[START OF Dataset extract]

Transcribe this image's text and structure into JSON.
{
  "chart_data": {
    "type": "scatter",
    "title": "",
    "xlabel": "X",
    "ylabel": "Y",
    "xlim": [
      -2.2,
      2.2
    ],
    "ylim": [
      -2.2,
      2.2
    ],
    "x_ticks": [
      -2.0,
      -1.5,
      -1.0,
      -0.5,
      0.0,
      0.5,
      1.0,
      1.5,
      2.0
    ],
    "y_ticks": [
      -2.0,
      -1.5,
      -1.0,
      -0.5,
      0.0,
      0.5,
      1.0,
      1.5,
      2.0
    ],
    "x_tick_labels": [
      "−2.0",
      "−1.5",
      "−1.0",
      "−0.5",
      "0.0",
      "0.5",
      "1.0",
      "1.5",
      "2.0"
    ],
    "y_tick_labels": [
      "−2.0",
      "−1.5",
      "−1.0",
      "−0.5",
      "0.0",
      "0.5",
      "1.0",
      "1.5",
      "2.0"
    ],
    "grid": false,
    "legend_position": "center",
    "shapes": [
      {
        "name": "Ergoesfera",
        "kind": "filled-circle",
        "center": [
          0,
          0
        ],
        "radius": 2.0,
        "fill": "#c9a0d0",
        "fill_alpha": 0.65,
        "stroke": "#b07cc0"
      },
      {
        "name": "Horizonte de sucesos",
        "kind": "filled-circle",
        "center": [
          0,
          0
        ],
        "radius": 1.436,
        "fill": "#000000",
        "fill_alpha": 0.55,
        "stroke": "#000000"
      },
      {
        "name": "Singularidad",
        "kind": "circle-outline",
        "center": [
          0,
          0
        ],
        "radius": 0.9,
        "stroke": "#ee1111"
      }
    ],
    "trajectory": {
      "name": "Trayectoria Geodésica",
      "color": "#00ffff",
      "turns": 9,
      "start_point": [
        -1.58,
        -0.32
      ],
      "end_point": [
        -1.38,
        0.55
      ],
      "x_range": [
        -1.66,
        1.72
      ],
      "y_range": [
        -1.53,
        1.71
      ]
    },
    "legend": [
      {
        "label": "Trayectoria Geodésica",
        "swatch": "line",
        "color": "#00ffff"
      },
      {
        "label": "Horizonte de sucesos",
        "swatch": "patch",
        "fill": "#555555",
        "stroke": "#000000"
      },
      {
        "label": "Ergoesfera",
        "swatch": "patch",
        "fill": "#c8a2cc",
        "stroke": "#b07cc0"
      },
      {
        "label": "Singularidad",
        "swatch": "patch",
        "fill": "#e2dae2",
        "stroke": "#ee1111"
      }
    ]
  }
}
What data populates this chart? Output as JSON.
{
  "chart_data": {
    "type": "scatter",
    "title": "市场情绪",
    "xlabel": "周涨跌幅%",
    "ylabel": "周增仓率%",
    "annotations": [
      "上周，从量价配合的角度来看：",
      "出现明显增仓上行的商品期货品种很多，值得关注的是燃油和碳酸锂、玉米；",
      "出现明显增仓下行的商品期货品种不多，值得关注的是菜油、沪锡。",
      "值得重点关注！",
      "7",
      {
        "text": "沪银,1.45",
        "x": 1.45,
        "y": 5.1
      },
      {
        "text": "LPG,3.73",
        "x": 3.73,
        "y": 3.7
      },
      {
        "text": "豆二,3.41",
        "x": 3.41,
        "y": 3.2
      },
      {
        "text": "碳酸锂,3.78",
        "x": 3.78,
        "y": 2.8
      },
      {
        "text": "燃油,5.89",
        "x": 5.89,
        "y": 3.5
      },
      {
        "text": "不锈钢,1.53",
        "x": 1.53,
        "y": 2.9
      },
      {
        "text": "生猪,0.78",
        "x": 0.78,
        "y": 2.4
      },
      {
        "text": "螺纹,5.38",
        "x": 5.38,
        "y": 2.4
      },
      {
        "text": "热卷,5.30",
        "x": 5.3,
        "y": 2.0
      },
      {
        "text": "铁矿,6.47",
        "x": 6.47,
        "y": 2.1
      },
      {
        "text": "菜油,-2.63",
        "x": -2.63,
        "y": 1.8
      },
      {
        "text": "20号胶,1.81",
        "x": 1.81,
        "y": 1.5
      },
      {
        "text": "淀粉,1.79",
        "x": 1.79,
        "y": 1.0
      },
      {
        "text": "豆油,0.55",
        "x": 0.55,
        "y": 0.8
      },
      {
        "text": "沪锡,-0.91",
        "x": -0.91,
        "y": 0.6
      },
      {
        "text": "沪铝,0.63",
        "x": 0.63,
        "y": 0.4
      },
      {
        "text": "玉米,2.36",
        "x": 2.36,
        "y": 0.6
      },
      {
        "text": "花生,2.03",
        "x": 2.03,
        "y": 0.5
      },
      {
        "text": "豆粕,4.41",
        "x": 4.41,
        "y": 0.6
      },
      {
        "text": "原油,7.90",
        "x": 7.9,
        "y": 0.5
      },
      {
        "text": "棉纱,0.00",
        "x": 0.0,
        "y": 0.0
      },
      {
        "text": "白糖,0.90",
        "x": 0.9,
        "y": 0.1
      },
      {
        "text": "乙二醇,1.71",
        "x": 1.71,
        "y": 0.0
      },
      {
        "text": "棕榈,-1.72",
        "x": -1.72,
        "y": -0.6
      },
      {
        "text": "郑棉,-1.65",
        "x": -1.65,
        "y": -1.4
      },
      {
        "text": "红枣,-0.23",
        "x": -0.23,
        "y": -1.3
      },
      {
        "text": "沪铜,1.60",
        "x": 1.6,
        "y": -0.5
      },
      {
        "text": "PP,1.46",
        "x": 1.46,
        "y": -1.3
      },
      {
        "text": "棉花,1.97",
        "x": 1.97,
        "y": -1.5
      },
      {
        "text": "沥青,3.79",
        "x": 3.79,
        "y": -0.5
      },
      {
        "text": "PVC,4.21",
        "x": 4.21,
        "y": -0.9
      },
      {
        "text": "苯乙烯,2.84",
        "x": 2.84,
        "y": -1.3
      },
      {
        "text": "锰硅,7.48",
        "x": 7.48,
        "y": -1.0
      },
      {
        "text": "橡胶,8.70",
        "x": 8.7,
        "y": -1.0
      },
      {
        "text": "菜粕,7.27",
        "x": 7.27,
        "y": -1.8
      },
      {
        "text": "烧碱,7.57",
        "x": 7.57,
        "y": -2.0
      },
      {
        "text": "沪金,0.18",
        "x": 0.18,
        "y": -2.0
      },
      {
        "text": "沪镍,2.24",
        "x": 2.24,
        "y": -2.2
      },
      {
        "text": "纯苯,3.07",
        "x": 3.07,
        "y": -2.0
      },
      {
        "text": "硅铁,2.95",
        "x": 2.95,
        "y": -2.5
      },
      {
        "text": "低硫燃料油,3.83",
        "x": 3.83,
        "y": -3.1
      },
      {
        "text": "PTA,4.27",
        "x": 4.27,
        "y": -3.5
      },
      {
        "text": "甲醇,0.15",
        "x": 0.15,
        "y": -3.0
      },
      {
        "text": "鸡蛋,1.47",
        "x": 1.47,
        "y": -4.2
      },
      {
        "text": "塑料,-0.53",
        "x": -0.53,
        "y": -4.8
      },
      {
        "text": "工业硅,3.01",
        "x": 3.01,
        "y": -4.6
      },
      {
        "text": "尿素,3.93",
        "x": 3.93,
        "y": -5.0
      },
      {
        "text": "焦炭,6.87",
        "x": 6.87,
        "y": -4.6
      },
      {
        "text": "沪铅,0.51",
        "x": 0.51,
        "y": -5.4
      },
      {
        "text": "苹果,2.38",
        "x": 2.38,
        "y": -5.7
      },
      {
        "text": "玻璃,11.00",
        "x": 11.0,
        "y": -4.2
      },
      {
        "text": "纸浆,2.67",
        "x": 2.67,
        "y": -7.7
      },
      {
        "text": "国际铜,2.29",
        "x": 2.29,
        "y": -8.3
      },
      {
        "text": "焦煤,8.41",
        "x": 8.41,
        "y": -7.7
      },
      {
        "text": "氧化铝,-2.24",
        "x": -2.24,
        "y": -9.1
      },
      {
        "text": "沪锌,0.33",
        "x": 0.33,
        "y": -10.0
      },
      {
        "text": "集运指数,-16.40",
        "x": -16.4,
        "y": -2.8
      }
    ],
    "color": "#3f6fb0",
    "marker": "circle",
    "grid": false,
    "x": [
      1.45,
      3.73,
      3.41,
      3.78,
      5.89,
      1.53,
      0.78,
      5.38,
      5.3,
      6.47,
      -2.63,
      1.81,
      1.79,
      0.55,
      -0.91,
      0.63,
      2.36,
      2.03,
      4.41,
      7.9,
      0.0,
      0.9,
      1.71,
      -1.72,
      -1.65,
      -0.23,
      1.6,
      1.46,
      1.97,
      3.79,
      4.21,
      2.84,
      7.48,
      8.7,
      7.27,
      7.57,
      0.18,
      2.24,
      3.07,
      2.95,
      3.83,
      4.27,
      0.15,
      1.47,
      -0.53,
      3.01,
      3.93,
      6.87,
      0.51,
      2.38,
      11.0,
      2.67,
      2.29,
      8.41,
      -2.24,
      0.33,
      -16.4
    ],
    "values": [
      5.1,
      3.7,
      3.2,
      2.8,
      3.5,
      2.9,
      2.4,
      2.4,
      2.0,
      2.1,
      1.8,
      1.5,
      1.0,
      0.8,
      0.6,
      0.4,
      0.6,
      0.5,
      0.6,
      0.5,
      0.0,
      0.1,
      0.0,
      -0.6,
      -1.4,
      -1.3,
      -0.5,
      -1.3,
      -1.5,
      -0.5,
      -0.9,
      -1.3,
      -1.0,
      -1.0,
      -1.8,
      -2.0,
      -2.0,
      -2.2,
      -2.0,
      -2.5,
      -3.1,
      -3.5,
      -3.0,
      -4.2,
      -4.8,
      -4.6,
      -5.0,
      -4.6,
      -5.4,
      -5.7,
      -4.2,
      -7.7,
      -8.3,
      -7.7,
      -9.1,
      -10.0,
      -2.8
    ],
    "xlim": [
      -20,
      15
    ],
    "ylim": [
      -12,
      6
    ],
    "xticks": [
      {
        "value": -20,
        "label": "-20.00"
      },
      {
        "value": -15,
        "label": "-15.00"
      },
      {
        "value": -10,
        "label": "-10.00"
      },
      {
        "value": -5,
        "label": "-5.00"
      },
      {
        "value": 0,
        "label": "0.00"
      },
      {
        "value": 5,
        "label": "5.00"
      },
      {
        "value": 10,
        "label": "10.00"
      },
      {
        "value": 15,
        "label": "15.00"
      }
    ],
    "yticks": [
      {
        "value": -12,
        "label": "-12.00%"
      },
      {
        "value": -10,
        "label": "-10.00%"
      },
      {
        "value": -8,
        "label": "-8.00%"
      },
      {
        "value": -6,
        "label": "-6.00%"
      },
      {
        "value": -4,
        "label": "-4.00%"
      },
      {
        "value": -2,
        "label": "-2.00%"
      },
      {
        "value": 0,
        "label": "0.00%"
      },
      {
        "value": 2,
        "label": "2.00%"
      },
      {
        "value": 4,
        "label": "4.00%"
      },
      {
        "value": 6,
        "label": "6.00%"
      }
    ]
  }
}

[END OF Dataset extract]

Extract from the material all lines containing the string "this".

• _Expected answer_:
Transcribe this image's text and structure into JSON.
What data populates this chart? Output as JSON.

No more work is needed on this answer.